## OBJECTIVE:
Can you find the lines of the listing that include "this" and copy every one?

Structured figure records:
◆ ◆ ◆ ◆ ◆

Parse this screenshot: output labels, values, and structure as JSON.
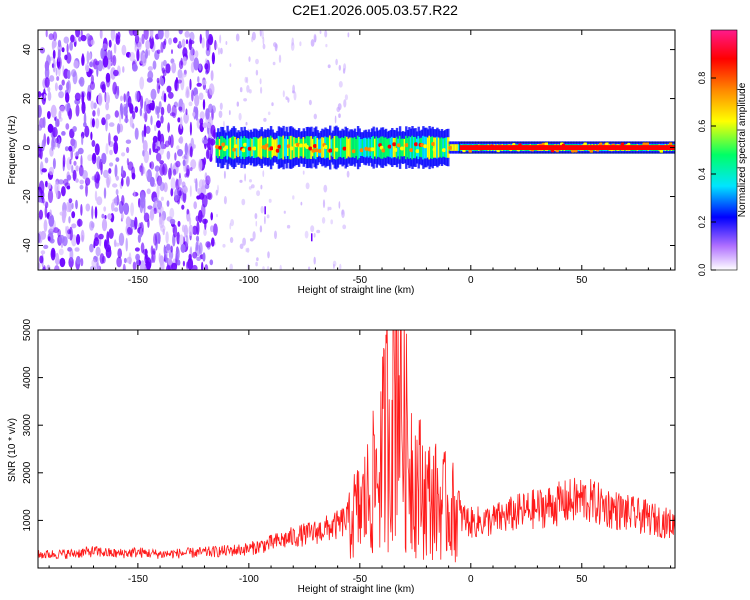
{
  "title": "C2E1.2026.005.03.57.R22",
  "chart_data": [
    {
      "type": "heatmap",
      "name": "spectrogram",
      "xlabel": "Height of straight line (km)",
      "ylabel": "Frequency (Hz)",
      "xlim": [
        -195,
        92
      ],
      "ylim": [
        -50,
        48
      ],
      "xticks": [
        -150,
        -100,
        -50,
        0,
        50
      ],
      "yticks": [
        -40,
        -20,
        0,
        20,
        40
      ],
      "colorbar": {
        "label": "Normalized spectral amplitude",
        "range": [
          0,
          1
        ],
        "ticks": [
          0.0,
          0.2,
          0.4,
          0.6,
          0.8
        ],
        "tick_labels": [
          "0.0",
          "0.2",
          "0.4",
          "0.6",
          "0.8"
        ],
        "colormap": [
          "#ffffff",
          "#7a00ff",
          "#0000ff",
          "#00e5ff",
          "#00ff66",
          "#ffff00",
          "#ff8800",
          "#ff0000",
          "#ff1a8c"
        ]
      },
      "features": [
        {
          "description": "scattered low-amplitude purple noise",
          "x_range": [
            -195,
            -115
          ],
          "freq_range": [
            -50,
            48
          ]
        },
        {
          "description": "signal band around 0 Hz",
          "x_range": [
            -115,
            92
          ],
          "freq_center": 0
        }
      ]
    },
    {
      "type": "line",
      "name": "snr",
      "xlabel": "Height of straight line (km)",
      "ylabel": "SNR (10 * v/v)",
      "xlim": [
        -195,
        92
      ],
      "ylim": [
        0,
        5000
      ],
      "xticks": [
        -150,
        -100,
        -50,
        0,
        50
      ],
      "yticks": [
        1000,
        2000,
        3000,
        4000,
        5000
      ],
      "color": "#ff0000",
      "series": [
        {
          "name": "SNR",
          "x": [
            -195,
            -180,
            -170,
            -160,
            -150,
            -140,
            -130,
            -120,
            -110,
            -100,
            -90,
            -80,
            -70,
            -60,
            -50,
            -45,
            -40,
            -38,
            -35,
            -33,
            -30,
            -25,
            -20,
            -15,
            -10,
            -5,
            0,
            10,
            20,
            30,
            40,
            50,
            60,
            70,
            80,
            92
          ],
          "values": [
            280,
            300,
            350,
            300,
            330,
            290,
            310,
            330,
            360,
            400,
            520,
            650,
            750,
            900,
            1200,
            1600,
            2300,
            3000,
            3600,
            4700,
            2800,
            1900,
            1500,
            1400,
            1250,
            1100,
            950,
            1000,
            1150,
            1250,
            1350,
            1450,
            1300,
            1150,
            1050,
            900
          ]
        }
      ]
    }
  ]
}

◆ ◆ ◆ ◆ ◆

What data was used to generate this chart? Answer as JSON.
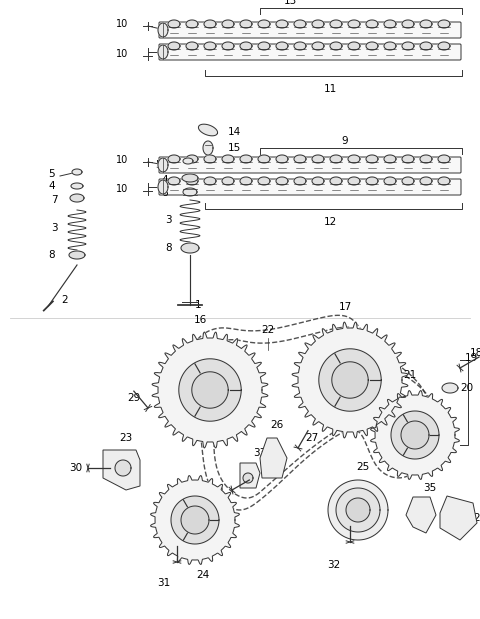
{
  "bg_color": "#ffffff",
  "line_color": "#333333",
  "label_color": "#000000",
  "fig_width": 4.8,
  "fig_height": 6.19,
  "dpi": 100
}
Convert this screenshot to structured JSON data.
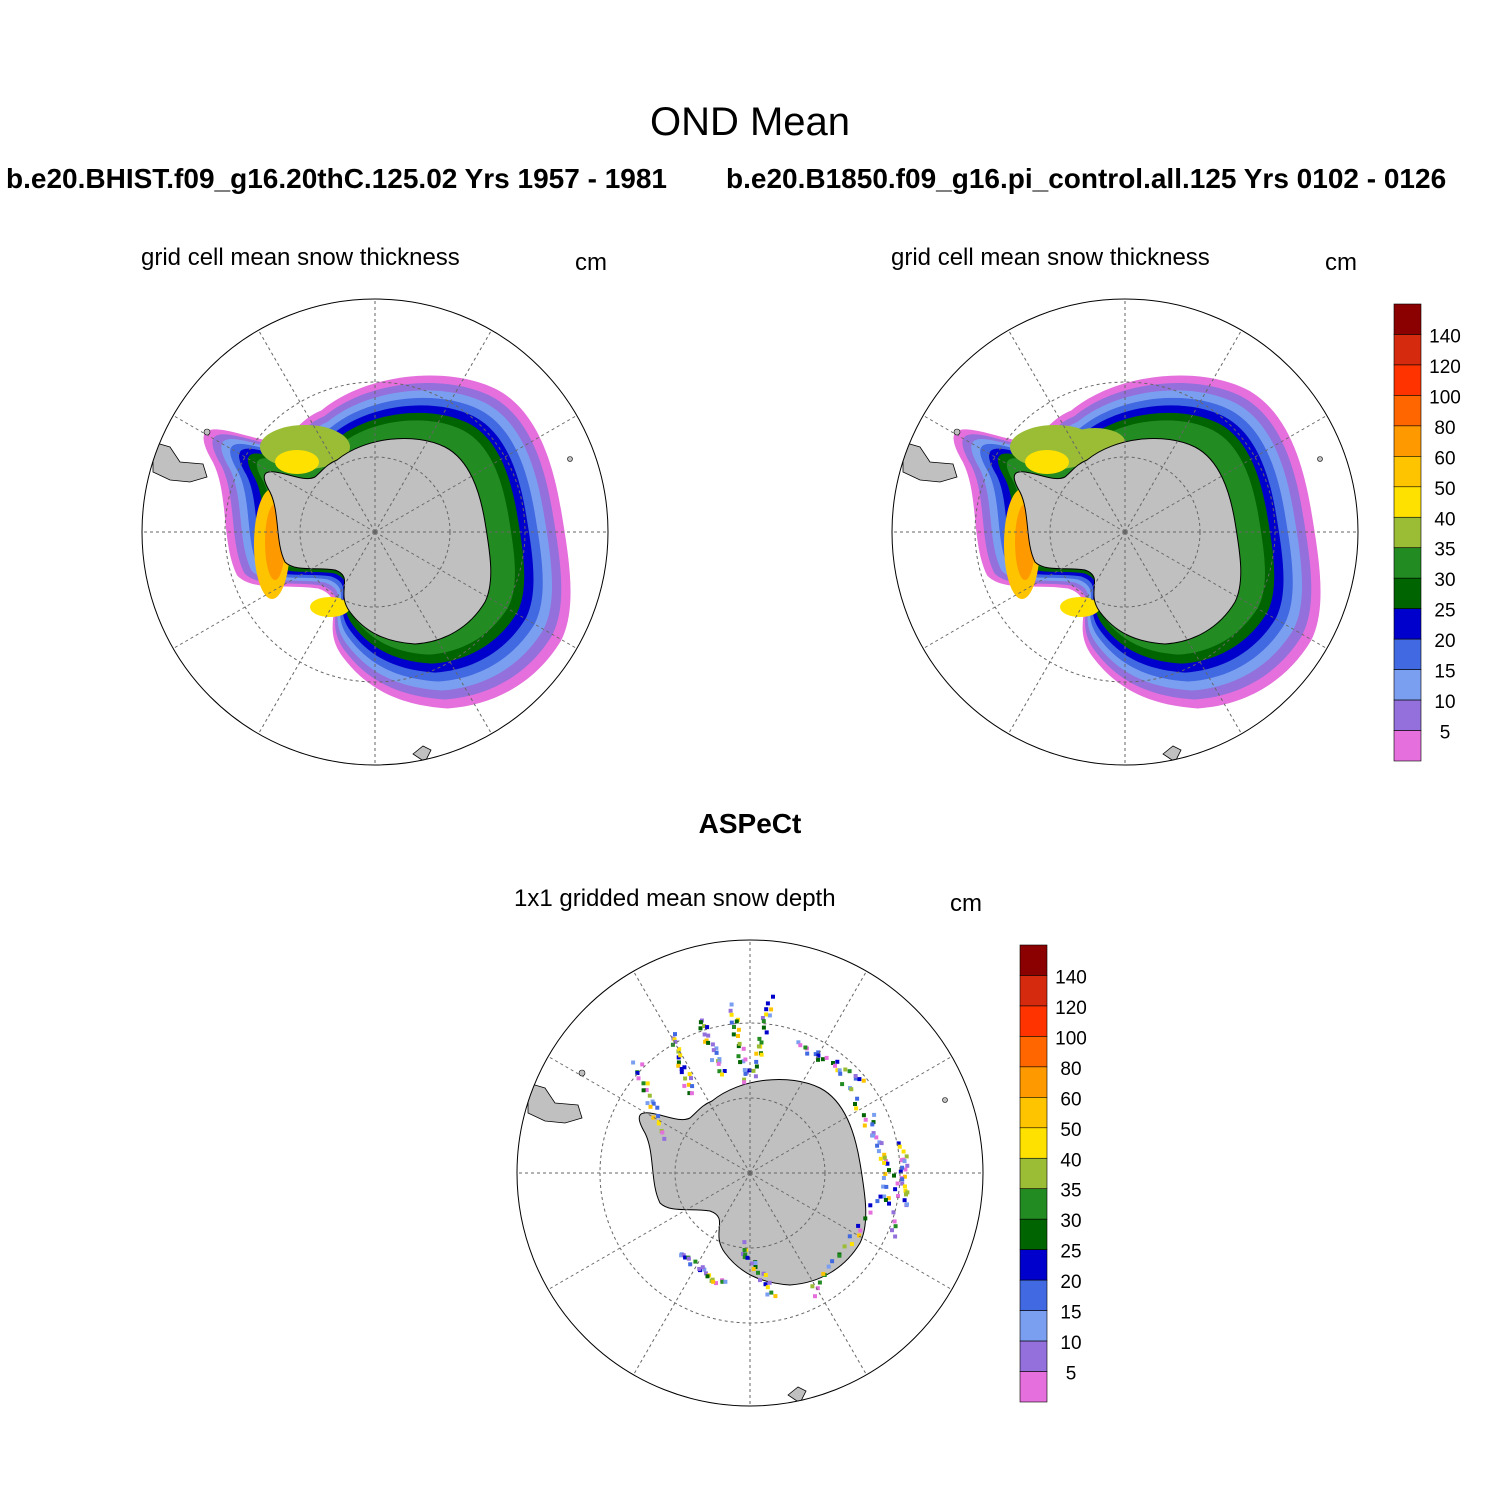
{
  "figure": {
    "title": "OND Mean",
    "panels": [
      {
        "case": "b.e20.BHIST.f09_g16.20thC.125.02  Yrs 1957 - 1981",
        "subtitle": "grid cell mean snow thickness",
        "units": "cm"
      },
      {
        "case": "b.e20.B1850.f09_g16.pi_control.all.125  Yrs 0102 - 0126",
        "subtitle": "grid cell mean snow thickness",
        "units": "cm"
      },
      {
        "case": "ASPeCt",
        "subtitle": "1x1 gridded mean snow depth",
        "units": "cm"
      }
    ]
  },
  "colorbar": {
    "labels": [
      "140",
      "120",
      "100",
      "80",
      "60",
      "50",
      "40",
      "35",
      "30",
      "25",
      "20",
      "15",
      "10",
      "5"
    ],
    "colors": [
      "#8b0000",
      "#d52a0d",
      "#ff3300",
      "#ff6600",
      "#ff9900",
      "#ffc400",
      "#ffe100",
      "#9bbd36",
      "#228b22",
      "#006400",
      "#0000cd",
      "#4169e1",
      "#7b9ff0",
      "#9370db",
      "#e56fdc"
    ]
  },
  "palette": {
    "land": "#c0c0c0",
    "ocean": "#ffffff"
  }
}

◆ ◆ ◆ ◆ ◆

## WRITTEN ANSWER:
Parse this screenshot: output labels, values, and structure as JSON.
What data was used to generate this chart? Answer as JSON.
Convert this screenshot to structured JSON data.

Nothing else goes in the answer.